• **Exercise**: Go through the listing and pick out each line with the word "type" in it.

• **Records**:

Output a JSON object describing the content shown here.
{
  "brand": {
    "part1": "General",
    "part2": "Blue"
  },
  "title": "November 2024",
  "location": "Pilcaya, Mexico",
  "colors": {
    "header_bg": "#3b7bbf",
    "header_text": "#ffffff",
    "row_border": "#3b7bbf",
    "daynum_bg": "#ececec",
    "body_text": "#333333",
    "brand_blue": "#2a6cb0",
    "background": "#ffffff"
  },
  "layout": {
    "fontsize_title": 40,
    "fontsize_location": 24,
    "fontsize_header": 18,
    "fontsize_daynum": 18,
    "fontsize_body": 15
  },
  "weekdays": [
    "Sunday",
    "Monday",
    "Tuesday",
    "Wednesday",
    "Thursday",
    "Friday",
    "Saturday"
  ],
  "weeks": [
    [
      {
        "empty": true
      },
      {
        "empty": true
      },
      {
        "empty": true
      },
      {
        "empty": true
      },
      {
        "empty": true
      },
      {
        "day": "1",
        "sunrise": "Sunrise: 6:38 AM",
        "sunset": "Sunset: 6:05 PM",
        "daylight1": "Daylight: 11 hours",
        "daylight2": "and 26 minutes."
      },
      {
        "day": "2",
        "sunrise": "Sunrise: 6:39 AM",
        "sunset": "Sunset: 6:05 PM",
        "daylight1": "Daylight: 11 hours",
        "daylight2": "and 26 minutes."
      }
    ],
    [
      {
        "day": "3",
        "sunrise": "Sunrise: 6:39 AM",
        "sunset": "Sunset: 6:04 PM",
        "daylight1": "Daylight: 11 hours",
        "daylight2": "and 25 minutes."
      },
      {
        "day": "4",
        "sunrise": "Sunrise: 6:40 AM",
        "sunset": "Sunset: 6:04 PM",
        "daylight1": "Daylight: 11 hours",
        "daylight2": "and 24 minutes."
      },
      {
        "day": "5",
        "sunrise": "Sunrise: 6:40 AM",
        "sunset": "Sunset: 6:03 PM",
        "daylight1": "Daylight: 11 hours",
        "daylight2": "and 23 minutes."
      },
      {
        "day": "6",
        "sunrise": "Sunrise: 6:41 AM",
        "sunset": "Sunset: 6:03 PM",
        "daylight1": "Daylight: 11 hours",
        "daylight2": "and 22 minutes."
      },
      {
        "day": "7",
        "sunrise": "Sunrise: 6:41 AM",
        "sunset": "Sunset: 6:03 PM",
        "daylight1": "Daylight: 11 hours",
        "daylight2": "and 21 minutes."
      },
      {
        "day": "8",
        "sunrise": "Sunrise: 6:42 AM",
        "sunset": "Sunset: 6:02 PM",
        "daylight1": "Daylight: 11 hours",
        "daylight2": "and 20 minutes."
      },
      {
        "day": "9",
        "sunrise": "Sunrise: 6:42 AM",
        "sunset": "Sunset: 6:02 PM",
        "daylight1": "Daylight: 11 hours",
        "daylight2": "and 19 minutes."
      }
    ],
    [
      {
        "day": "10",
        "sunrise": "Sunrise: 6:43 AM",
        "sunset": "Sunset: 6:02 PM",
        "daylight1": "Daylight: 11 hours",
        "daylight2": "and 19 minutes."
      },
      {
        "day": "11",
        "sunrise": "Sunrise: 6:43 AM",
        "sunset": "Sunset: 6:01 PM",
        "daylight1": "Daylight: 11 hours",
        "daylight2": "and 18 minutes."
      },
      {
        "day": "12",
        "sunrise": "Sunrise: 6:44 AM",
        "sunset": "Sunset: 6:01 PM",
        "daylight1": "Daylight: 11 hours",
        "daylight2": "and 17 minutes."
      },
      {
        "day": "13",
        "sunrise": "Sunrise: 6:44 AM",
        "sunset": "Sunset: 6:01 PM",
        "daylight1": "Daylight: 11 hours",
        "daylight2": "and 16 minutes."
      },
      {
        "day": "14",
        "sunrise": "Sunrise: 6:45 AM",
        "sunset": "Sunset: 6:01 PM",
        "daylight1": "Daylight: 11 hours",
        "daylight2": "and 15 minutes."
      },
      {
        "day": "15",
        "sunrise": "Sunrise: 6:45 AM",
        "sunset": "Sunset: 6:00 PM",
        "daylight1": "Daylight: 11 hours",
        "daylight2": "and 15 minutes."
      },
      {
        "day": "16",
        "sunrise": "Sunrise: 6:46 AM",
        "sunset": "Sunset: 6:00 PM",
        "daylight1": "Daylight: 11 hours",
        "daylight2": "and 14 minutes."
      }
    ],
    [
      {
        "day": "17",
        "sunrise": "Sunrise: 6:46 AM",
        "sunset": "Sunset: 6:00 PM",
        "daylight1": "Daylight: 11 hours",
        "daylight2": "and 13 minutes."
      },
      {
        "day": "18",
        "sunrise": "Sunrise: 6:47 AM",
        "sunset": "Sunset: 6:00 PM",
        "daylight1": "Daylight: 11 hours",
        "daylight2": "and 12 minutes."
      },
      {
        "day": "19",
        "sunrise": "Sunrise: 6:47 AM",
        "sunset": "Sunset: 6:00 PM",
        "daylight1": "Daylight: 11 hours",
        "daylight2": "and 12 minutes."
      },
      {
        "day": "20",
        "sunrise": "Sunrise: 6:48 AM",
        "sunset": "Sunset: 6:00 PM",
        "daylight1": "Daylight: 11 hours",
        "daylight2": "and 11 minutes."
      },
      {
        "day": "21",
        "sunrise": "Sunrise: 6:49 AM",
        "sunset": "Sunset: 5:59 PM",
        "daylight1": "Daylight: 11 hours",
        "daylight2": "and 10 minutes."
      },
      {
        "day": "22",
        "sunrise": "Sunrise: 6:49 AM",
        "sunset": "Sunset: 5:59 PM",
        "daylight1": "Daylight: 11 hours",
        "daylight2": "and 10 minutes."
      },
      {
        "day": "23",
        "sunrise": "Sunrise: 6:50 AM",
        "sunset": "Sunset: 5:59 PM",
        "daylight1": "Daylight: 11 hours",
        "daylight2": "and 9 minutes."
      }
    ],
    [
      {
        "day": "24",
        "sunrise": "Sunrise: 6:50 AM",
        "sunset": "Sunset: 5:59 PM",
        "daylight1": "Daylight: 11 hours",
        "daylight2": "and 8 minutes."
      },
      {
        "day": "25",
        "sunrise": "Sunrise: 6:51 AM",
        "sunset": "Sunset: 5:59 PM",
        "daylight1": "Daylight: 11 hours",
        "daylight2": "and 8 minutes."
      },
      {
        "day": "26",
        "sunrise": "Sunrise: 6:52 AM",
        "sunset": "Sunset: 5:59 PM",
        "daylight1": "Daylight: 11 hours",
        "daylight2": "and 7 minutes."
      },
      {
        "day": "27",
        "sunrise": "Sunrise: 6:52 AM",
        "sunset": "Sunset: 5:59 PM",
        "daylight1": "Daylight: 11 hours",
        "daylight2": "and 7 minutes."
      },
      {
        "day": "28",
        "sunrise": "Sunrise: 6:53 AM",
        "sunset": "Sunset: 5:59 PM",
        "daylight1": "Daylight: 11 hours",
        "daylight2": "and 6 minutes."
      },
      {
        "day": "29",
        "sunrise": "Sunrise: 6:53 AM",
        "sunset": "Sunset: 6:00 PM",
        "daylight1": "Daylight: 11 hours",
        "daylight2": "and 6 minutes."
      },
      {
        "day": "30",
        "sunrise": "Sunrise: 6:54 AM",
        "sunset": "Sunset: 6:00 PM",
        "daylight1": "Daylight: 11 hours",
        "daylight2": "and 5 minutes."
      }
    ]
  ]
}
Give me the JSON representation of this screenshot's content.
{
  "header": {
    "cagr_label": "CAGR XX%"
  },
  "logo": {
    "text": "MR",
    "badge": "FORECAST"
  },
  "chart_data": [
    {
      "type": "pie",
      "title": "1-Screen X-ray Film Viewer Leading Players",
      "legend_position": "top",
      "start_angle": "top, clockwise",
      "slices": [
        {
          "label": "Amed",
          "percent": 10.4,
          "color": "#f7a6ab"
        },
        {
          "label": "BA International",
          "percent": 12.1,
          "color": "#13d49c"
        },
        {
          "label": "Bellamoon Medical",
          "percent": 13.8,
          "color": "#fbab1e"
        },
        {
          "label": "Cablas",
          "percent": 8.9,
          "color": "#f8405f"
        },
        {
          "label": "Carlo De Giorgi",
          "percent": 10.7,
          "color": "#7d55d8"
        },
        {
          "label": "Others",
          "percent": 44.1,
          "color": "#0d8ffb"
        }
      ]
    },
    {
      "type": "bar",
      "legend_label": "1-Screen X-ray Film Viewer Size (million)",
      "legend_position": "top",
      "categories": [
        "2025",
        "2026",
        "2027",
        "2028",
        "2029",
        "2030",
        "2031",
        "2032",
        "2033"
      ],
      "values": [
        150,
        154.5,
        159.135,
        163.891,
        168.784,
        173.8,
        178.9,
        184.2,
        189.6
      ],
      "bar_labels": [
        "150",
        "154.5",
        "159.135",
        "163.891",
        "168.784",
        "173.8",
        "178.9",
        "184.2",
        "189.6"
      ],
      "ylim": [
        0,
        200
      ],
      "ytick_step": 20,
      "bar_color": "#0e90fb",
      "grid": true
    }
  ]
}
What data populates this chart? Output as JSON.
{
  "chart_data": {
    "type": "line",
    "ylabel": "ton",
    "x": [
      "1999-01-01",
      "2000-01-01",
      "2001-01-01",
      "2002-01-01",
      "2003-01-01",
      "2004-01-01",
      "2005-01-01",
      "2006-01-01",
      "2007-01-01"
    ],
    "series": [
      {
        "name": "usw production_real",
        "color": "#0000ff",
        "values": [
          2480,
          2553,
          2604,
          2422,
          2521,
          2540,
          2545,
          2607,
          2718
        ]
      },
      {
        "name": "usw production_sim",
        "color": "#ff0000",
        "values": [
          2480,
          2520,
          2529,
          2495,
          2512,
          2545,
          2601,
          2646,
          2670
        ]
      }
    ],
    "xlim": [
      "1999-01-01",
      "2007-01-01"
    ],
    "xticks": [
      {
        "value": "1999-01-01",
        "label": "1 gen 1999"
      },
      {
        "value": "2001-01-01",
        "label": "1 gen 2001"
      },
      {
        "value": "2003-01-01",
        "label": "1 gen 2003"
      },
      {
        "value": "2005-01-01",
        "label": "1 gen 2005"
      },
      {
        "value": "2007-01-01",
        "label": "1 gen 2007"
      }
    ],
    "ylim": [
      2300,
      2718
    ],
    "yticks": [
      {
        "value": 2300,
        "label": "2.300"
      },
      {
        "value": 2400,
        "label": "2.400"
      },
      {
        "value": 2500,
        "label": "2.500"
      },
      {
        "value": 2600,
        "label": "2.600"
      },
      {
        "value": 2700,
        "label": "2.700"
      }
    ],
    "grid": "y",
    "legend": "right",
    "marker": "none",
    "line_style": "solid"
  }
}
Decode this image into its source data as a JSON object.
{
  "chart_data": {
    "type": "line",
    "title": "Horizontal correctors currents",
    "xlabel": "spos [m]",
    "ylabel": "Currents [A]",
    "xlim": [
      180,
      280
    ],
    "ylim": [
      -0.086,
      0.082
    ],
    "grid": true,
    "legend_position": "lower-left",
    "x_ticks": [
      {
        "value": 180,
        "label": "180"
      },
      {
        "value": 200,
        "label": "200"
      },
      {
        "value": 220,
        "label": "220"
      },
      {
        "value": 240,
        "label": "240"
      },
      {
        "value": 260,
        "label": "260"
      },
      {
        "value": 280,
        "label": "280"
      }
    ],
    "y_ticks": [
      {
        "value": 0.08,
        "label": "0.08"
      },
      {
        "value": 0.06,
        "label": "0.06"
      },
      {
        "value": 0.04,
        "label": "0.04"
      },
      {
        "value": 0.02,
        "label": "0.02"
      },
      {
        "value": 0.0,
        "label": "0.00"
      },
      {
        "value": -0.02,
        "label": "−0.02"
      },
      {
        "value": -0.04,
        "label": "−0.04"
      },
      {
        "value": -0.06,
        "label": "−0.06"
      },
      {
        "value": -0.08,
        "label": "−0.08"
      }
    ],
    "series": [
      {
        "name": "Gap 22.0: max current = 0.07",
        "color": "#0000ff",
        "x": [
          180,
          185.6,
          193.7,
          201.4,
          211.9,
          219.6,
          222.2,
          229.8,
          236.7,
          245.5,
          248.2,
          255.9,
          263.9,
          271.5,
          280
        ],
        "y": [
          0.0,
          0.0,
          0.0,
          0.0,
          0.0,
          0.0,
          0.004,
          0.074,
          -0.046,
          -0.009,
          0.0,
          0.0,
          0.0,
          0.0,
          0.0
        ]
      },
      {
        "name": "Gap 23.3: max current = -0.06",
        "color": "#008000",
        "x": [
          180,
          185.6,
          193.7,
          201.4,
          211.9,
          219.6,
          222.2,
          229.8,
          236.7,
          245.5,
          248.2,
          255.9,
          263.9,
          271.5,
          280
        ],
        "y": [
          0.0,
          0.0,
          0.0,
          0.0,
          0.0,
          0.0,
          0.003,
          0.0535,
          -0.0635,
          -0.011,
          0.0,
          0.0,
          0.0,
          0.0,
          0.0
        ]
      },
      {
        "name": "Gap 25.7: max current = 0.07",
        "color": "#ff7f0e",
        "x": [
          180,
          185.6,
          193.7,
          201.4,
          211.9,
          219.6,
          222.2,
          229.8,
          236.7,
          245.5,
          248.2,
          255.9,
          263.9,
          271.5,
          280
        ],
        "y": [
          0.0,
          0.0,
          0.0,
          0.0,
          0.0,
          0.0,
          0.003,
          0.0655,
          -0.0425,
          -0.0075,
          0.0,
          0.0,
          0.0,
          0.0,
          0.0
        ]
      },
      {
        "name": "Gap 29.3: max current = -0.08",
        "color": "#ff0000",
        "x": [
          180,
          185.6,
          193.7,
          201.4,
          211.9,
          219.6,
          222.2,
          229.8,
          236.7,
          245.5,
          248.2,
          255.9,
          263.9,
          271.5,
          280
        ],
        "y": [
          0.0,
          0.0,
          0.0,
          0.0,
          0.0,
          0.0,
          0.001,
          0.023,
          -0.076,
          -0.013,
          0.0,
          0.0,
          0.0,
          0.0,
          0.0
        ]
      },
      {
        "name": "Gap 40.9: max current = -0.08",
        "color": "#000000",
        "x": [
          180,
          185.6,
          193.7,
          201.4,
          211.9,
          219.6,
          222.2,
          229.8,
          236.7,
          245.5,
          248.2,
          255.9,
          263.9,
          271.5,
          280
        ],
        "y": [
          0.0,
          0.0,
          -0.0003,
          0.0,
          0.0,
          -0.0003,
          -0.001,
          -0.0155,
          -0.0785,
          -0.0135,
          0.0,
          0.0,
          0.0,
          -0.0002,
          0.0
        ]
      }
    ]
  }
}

• **Correct output**:
      "type": "pie",
      "type": "bar",
    "type": "line",
    "type": "line",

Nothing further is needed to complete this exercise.